▶ _Problem details_:
Copy out every line that contains the word "Google".

▶ _Data to process_:
--- START ---
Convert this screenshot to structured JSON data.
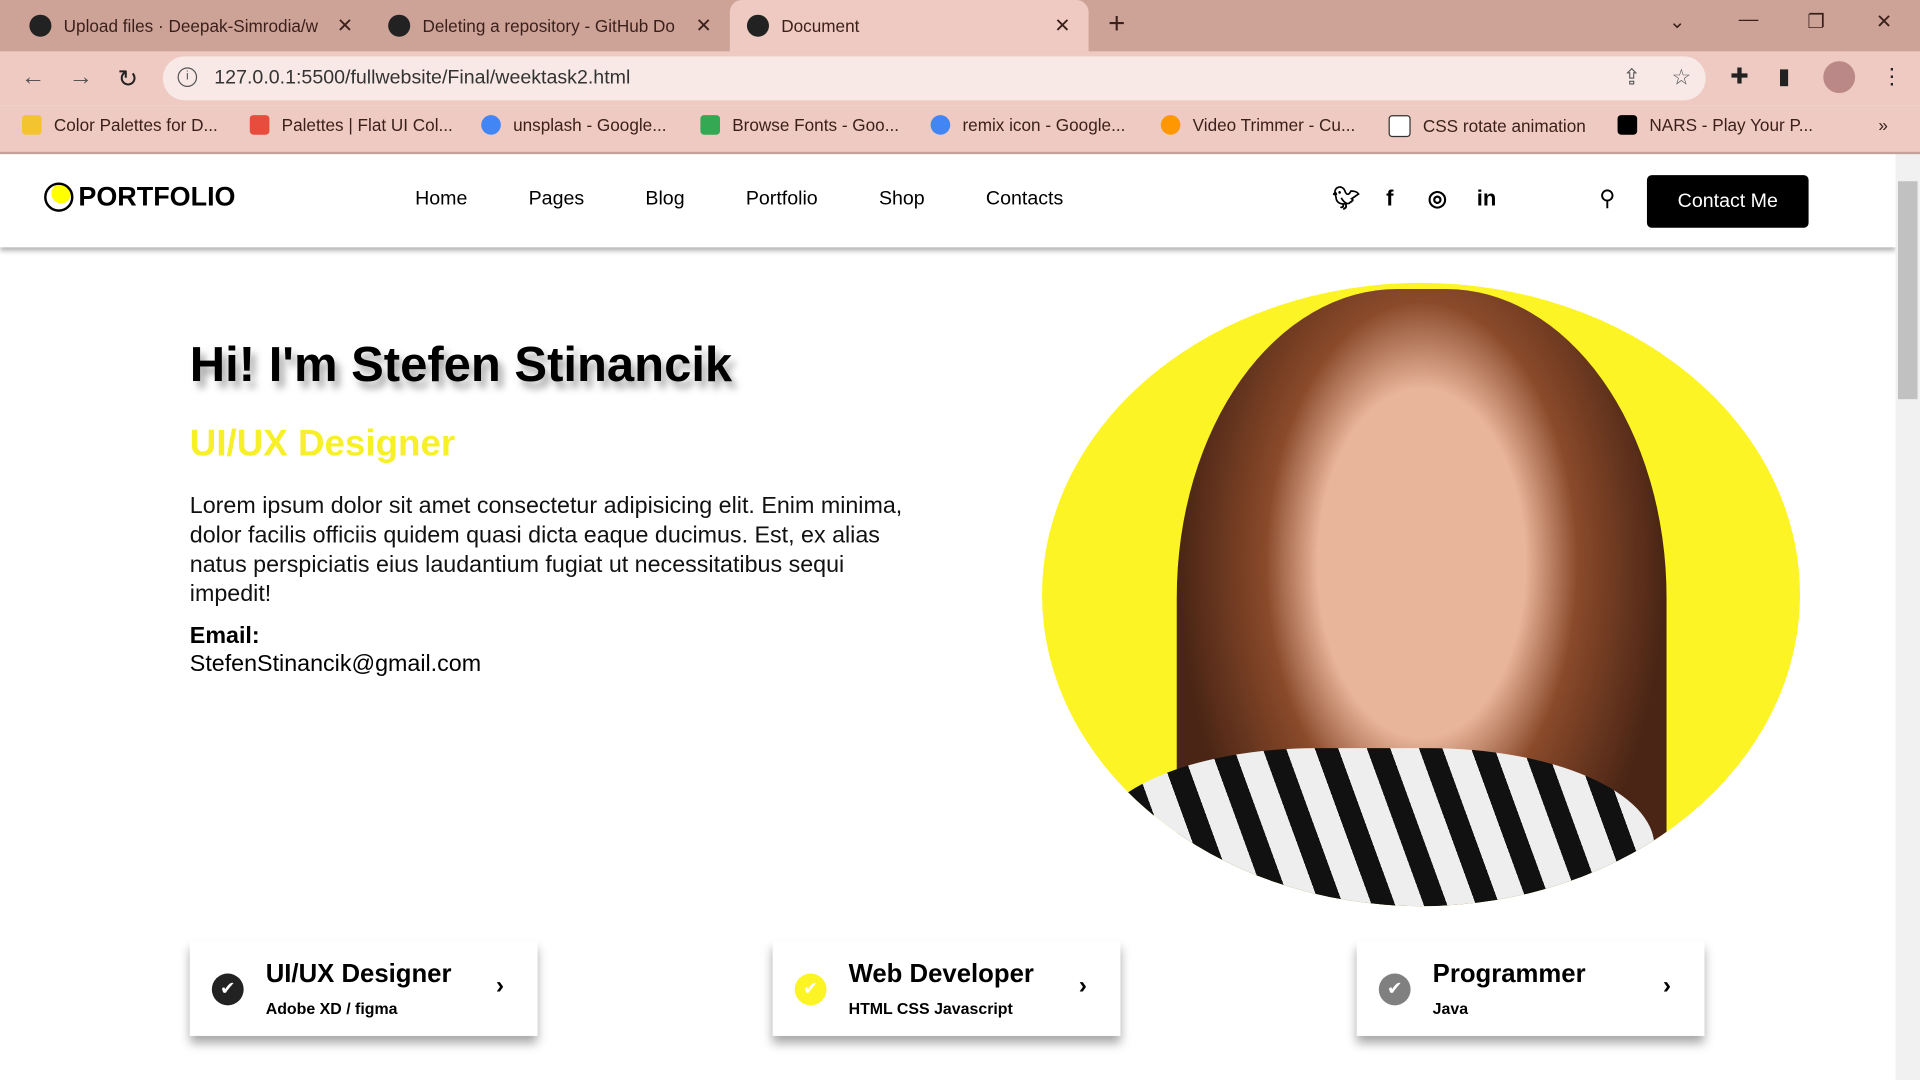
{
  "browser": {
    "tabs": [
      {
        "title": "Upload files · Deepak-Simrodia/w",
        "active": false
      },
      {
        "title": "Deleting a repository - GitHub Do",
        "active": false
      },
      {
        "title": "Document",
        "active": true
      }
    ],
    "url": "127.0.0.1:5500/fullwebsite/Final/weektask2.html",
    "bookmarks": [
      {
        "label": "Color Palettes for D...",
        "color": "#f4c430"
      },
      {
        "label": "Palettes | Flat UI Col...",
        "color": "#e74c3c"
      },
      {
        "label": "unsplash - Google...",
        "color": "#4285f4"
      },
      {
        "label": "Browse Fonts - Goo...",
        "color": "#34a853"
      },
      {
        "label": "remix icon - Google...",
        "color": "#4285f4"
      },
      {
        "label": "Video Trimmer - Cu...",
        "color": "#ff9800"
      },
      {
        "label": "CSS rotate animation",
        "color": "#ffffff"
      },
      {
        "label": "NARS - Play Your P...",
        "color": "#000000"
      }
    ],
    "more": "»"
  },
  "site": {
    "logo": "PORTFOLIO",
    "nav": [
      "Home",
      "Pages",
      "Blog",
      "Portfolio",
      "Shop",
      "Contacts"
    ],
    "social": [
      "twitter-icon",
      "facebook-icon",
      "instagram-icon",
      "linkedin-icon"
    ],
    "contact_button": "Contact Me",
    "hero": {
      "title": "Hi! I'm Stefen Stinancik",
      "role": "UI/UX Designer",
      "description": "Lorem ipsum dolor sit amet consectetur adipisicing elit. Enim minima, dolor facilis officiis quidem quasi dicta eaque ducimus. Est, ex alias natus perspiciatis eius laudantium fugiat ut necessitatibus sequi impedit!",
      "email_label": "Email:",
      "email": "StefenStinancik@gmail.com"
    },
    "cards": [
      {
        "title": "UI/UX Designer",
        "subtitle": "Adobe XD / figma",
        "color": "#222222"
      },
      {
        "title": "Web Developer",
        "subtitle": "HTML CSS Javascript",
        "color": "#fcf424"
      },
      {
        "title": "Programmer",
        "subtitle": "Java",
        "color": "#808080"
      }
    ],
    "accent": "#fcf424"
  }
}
--- END ---
--- START ---
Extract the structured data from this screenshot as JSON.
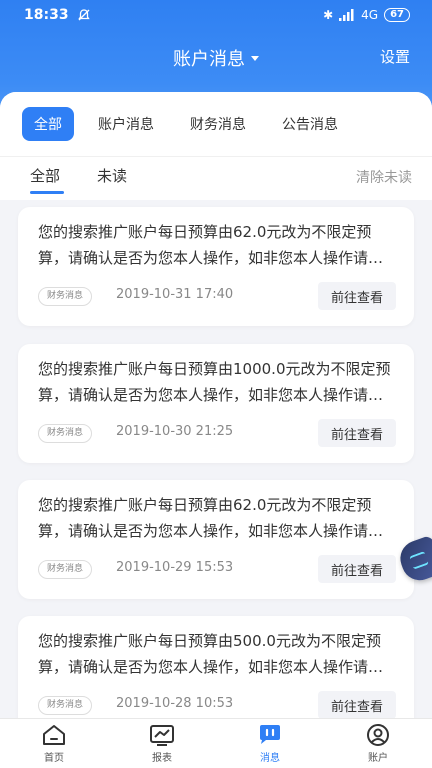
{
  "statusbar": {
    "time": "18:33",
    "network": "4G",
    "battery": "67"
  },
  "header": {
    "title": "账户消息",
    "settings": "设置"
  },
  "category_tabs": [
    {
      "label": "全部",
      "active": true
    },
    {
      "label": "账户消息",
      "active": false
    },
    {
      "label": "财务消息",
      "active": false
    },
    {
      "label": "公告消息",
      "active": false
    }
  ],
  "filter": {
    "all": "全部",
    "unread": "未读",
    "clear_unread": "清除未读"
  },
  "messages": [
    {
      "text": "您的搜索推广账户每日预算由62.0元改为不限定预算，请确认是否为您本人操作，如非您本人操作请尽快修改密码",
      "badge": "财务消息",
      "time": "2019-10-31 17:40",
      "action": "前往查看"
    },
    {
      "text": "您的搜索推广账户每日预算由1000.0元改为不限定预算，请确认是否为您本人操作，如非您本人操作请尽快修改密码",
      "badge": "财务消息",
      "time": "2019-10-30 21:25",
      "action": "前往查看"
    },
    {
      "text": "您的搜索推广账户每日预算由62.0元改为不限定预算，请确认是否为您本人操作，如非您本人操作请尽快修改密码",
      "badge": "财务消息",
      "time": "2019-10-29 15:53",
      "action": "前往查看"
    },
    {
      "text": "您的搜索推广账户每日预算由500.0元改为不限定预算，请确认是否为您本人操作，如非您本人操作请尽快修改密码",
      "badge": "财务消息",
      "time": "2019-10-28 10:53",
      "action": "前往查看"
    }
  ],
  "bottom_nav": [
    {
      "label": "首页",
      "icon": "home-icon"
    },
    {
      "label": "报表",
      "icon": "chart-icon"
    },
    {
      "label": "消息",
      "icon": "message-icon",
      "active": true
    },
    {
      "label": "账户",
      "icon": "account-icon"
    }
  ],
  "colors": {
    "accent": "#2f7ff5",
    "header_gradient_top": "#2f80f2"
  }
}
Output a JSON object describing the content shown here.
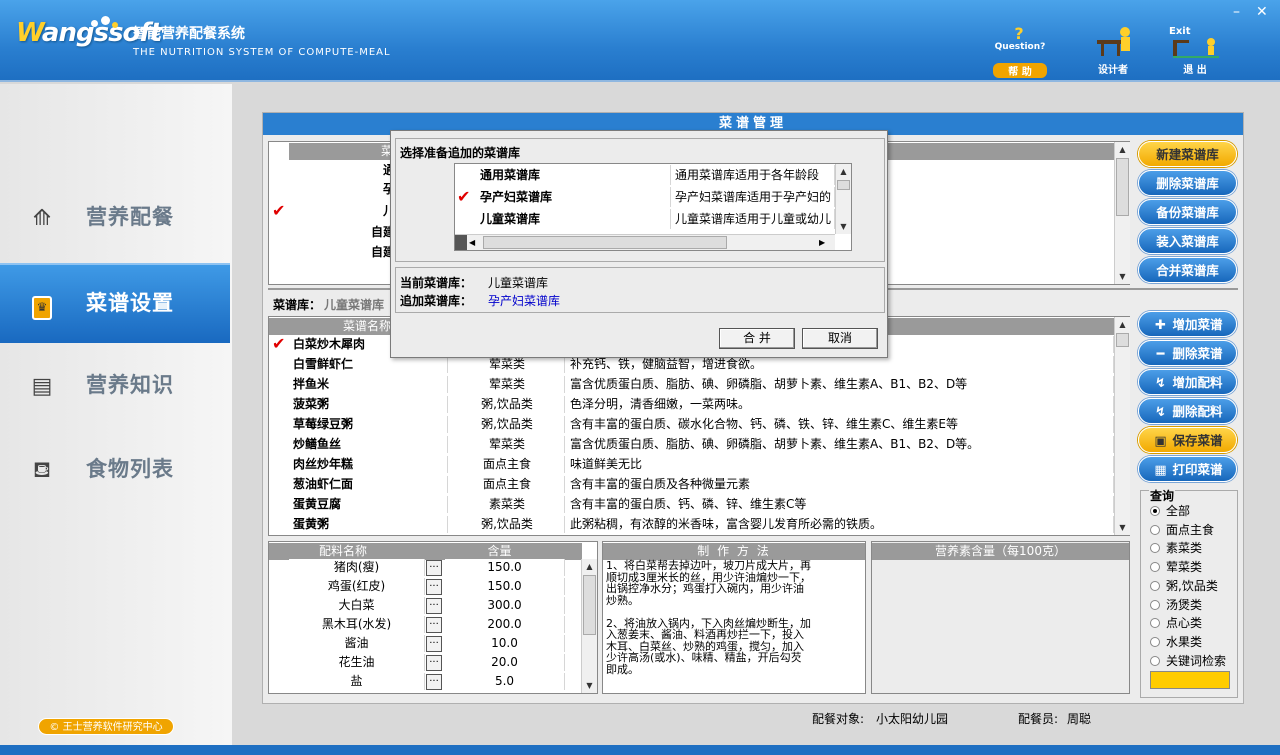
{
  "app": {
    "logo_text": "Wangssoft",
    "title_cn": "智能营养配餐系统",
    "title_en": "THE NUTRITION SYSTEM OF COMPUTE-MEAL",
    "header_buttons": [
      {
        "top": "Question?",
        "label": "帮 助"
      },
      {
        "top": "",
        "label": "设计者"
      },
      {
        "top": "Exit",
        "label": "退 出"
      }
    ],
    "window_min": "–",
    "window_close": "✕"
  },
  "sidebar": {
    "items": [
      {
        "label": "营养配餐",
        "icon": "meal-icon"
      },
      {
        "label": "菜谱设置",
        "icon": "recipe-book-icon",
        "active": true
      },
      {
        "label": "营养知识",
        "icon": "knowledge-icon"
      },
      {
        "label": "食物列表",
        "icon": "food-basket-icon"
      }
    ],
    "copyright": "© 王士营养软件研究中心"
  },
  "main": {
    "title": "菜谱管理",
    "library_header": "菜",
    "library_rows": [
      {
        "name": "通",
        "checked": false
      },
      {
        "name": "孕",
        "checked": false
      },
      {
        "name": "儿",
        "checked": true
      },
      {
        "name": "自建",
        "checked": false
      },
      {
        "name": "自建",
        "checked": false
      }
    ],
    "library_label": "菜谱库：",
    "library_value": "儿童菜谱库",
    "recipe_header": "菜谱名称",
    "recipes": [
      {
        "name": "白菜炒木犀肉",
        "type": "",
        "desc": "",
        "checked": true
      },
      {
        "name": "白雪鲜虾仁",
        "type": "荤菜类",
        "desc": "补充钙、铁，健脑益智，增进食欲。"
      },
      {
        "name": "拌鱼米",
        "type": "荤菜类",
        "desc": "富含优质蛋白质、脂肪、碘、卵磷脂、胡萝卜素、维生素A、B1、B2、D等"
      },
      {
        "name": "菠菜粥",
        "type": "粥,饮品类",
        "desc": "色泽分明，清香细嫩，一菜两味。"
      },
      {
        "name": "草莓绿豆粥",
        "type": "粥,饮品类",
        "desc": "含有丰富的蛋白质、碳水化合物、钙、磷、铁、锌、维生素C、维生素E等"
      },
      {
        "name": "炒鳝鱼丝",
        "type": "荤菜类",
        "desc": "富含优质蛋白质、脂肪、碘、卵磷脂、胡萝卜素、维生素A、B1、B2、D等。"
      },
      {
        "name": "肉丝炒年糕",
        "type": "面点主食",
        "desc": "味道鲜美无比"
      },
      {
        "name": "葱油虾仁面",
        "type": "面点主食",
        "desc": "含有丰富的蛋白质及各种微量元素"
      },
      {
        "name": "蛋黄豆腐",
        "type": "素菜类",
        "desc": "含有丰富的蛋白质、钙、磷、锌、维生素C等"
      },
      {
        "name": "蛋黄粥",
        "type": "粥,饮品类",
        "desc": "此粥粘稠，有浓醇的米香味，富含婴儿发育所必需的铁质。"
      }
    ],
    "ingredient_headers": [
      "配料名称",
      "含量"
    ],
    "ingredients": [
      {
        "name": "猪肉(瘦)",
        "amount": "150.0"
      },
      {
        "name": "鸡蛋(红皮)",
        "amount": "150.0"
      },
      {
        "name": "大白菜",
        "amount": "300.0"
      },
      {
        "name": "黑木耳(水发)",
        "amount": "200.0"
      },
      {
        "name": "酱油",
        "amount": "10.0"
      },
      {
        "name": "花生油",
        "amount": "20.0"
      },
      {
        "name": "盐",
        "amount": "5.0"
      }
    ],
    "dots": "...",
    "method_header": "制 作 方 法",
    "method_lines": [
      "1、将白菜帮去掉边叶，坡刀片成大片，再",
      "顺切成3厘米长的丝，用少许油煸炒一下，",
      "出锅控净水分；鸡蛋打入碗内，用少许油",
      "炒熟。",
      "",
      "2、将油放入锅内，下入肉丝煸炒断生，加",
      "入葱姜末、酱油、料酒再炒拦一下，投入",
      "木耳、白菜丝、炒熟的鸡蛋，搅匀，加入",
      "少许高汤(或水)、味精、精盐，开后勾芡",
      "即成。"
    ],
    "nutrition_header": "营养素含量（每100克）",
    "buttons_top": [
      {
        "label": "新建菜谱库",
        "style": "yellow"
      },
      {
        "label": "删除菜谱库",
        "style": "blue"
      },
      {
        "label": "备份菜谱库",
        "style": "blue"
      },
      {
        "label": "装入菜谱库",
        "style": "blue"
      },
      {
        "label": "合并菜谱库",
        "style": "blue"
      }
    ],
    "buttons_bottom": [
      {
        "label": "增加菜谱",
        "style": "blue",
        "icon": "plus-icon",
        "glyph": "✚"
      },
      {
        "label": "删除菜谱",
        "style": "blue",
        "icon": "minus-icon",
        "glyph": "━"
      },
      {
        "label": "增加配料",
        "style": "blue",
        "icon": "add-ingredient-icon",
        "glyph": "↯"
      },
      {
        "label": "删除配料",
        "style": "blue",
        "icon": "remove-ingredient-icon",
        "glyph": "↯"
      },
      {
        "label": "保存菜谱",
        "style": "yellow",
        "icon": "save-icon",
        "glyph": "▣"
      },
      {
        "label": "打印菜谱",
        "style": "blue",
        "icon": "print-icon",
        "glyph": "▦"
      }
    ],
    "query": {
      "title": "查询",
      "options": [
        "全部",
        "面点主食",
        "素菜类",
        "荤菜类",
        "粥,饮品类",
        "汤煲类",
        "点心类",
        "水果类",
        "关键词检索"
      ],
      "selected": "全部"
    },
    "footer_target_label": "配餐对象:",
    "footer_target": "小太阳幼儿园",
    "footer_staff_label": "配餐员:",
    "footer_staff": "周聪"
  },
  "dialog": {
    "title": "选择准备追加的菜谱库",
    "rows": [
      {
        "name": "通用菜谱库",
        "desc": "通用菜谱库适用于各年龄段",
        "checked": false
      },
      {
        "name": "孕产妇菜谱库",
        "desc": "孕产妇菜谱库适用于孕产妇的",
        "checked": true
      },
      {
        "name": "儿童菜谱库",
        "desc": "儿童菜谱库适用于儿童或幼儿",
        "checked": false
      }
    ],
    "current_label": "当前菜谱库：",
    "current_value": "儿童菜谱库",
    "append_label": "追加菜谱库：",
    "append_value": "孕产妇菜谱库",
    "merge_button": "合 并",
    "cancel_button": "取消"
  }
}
--- END ---
▶ _Task result_:
        "label": "unsplash - Google...",
        "label": "remix icon - Google...",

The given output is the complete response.